• _GOAL 1_
Copy the listing word for word, starting with its first line and stopping after the line that contains "y-axis-label: 1,000 bbox=[41, 337, 74, 352]".

• _EXTRACT TO READ_
--------------------------------------------------
It’s been a few weeks since Worth Reading, your weekly guide to the best writing in video games, but we’re back.
Hey, You Should Read These
“The Story of Fumito Ueda” by game no ryuugi (translated by Shmuplations)
Though we haven’t heard a lick about The Last Guardian since Sony re-premiered the game for PlayStation 4 at E3 last year, it’s presumably still in development. Presumably. Whatever happens with Fumito Ueda’s latest game, however, he remains one of gaming’s most interesting designers. Schmuplations recently translated a lengthy interview with Ueda, walking through his early days as a student and what eventually got him into video games. (Did you know he used to ditch school and go on 36-hour motorcycle rides? I’m not sure I’ll do anything nearly as cool as that.)
I see. After you quit WARP, and you were deciding your next move, why did you choose SCE?
Ueda: Well, it was probably all down to PaRappa the Rapper. That and I.Q.: Intelligent Qube. They were a big inspiration to me. PaRappa, especially, was huge. The first time I saw it was at the Tokyo Game Show, I believe. It looked so much higher quality than the 3D rendering movies I was making. It was 3D, but the way they used the paper cutouts… I remember I went back to the game show a second time, just to see it again.
What was so inspiring to you about it?
Ueda: I think it was the influence of Rodney Alan Greenblat, the artist. That was the first thing that jumped out at me, that you had this modern artist doing graphics for a video game. I also loved the game’s style, of course. It seemed to draw a line between itself and what had previously been called “video games.” It really felt like something new, and I think that was what impressed me the most.
“On Dark Souls And Easy Modes” by Cameron Kunzelman
If there’s a new Dark Souls game, there’s a new round of arguments about whether it should accommodate players turned off by the difficulty. Cameron Kunzelman, in favour of adjustable difficulty modes, thoughtfully walks through the arguments against the idea by a bunch of other critics. Not long ago, I’d have been on their side, but the more I’ve played these games and the more I’ve studied their storytelling, I’m inclined to think they’re leaving behind an audience that could appreciate the world, lore and characters. Of course, it’s up to the developer to say “no, thanks”, and I suspect From Software will keep on trucking, but it’s an interesting thought experiment. (Please try to keep the comments civil on this topic!)
--------------------------------------------------
• _TASK DATA_
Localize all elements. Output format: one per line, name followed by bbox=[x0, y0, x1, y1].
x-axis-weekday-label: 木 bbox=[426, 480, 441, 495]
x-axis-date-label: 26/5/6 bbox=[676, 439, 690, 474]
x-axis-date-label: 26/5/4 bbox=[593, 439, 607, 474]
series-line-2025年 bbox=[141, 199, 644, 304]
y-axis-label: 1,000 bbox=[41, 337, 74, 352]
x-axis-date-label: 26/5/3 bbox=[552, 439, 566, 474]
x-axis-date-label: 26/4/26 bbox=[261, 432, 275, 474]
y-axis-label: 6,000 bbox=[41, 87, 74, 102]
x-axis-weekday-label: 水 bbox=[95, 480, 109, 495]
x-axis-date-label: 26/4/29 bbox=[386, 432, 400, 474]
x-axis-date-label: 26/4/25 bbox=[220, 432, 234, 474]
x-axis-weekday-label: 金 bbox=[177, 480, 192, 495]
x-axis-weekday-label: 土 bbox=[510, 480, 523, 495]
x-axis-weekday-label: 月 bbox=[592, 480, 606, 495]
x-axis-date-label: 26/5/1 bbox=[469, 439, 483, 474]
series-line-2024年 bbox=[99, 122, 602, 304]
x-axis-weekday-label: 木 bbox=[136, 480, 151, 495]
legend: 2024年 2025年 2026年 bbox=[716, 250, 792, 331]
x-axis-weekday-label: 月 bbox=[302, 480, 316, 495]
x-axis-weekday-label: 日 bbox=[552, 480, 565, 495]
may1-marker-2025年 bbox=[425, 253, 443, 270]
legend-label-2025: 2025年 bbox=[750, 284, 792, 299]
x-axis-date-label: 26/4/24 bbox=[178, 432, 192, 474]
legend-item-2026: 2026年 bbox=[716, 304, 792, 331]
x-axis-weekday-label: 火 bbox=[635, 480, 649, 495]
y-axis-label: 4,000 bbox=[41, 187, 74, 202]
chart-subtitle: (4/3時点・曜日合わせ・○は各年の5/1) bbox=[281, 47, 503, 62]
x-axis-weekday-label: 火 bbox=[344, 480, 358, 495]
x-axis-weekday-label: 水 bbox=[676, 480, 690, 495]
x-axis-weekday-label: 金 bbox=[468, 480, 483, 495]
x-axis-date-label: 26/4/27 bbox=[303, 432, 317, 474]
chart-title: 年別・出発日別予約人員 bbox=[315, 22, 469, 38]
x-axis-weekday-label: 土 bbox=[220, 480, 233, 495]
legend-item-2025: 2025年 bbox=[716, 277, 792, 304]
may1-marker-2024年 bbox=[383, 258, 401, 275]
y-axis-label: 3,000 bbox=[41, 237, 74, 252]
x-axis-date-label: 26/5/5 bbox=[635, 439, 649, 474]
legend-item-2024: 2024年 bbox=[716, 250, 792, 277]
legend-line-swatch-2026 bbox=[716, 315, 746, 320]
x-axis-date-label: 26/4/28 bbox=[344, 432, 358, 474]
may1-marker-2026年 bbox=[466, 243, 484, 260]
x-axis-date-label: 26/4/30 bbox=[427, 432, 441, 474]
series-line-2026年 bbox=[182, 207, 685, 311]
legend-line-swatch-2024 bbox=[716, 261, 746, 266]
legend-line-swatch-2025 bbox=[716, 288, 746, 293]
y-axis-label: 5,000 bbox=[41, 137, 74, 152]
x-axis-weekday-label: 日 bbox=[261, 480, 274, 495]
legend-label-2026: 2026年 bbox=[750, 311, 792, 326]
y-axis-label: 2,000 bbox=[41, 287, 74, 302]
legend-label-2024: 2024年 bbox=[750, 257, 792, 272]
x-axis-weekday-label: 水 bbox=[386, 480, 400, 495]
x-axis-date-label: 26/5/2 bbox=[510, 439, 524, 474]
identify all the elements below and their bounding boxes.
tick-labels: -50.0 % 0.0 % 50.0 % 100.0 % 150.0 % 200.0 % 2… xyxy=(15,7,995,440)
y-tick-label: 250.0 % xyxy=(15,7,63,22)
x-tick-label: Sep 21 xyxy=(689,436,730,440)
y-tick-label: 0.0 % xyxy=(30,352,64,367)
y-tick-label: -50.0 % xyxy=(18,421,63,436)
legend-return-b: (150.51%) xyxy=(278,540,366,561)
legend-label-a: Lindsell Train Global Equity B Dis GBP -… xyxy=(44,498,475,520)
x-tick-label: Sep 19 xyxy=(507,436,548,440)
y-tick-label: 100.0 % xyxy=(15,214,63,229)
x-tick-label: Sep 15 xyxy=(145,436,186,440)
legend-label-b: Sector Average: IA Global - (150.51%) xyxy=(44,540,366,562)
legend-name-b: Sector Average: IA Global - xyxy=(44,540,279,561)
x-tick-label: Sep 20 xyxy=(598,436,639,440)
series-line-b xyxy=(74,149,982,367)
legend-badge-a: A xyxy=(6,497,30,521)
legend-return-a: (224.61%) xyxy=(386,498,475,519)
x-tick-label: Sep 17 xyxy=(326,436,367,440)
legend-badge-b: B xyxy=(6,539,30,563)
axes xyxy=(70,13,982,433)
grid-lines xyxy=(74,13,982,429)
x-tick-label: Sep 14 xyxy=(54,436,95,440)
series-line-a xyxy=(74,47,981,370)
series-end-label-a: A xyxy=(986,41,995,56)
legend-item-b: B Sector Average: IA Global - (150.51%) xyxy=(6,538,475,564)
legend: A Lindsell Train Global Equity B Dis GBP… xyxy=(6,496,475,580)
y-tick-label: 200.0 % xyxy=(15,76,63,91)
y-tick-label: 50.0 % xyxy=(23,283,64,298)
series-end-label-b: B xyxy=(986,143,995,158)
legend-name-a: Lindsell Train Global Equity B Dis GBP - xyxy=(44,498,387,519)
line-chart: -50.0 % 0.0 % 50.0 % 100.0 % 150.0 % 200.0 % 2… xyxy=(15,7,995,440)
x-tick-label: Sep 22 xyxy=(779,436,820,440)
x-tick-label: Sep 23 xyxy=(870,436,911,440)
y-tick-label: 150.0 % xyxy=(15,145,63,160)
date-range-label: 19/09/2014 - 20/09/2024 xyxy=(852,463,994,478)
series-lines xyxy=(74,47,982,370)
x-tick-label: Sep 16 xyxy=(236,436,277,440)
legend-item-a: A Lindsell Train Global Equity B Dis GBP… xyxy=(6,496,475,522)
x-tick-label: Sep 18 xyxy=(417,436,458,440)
--------------------------------------------------
• _GOAL 2_
Repeat the passage of the roundup on video game writing without any changes, starting at the words "It’s been a" and stopping after "(translated by Shmuplations)".

• _CORRECT RESULT 1_
Localize all elements. Output format: one per line, name followed by bbox=[x0, y0, x1, y1].
x-axis-weekday-label: 木 bbox=[426, 480, 441, 495]
x-axis-date-label: 26/5/6 bbox=[676, 439, 690, 474]
x-axis-date-label: 26/5/4 bbox=[593, 439, 607, 474]
series-line-2025年 bbox=[141, 199, 644, 304]
y-axis-label: 1,000 bbox=[41, 337, 74, 352]

• _CORRECT RESULT 2_
It’s been a few weeks since Worth Reading, your weekly guide to the best writing in video games, but we’re back.
Hey, You Should Read These
“The Story of Fumito Ueda” by game no ryuugi (translated by Shmuplations)